▶ **Fragmento de texto**
La manía argentina, cuenta además con un interesante prólogo de José Fraguas, de la UNGS, quien bajo el título “Argumentación y disolvencia” presenta al personaje Correas de manera precisa, y recalca entre otras cosas la soledad del escritor. El mismo tema que recoge Carlos Surghi, de la Universidad Nacional de Córdoba, en el epílogo del libro. Por qué, se pregunta Surghi, de dónde la necesidad de leer hoy a Correas y en particular este texto “que es su versión más acabada de la Argentina como problema, como pasión, como destino”. La respuesta es sencilla: “Porque la Argentina sigue siendo esencialmente la misma obstinación que como tal existe en los sueños o en las pesadillas de sus autores; y porque también los extravíos colectivos que discuten su suerte propician la atención suficiente para la vos provocativa de nuestro autor”. Correas, un personaje solitario y desesperado, que a pesar de su viejo traje azul, su sordera, y las gruesas lentes a través de las cuales apenas se podían adivinar sus ojos, cautivaba con sus extensos relatos sobre aquella época de la que fue protagonista, entre Sartre y el peronismo silenciado, relatos que se multiplicaron hasta aquel día en que la soledad pudo más.

▶ **Datos del ejercicio**

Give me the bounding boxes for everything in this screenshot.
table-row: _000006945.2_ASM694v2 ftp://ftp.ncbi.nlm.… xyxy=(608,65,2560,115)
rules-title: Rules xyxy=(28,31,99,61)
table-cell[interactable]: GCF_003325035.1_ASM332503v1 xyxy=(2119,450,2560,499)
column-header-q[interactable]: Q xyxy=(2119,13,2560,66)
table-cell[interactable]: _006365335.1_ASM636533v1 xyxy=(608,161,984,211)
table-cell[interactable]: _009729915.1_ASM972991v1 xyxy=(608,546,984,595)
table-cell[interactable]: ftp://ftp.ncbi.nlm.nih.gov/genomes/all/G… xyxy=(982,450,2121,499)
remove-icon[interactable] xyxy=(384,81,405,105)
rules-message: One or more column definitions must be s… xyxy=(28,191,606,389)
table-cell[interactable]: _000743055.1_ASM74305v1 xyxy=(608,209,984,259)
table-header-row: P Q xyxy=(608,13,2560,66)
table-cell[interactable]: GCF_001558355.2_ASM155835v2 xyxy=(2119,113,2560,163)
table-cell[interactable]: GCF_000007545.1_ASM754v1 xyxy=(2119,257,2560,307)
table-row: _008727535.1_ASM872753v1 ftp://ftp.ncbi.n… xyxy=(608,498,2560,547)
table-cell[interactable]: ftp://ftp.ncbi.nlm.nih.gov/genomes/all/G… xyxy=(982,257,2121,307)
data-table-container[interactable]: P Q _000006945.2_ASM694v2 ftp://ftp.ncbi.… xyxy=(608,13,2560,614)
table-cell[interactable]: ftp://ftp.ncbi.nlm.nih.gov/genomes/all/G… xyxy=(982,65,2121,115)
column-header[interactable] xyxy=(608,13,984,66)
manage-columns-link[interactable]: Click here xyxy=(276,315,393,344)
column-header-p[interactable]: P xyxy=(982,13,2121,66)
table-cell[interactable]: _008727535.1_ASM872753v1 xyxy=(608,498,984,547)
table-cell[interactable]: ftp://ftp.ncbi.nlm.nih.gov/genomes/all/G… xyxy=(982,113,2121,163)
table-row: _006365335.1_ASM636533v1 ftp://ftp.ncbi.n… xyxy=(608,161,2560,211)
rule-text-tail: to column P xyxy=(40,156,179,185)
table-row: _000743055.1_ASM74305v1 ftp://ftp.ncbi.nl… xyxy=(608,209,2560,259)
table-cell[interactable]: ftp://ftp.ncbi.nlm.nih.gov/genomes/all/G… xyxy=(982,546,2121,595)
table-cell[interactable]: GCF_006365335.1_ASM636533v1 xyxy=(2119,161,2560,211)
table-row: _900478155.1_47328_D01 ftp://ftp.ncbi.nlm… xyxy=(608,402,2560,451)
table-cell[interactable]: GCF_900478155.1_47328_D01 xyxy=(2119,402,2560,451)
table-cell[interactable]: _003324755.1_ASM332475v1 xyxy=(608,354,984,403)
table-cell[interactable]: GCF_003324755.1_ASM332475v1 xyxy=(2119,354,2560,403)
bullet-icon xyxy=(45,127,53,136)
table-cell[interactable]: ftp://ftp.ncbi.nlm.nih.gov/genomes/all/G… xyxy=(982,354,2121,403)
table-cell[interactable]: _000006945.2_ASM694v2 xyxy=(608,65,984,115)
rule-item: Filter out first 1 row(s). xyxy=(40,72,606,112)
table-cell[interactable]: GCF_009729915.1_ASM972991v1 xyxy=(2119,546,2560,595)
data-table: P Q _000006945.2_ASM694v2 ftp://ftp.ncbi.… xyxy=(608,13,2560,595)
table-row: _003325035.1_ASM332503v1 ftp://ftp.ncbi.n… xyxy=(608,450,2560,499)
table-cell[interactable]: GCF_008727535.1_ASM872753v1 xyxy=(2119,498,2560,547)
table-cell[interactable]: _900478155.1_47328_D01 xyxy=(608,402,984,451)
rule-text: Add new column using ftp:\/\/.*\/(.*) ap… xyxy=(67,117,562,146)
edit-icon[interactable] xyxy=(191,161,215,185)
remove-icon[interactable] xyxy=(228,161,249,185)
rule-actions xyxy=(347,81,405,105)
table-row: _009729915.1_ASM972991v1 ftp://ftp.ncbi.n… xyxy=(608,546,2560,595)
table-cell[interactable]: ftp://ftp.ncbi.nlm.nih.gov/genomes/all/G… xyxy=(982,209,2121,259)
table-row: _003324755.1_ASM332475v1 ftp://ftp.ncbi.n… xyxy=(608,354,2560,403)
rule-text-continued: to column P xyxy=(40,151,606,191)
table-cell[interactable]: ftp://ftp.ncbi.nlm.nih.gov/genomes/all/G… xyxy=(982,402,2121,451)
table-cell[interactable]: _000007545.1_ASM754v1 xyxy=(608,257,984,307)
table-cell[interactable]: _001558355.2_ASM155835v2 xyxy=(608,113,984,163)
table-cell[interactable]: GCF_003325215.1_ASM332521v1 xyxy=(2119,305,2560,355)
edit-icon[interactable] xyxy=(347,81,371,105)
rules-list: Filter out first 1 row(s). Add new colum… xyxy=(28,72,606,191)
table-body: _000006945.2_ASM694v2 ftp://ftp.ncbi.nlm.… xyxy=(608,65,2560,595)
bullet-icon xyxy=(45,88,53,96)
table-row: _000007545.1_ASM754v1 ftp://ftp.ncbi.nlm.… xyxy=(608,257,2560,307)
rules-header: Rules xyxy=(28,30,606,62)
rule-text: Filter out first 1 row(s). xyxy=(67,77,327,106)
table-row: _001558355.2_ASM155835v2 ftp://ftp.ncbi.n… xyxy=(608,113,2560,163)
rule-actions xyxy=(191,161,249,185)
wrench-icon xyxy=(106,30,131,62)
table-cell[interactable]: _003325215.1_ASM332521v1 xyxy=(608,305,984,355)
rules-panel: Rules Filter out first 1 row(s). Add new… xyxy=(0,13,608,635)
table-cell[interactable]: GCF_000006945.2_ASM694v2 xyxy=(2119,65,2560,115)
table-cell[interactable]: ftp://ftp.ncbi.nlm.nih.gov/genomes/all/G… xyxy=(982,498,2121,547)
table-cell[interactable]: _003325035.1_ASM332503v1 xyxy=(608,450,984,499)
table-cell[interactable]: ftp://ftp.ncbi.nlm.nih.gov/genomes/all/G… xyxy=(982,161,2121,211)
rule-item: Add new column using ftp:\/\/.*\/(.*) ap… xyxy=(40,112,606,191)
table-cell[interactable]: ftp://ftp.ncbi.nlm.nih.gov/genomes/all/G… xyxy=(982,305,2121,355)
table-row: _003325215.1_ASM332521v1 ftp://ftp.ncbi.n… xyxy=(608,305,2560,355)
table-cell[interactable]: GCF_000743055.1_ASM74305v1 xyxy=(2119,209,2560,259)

▶ **Requisitos del problema**
¿Qué título lleva el prólogo de José Fraguas, según el fragmento de texto sobre La manía argentina? Por favor, responde en pocas palabras.

▶ **Recuadro de respuesta**
“Argumentación y disolvencia”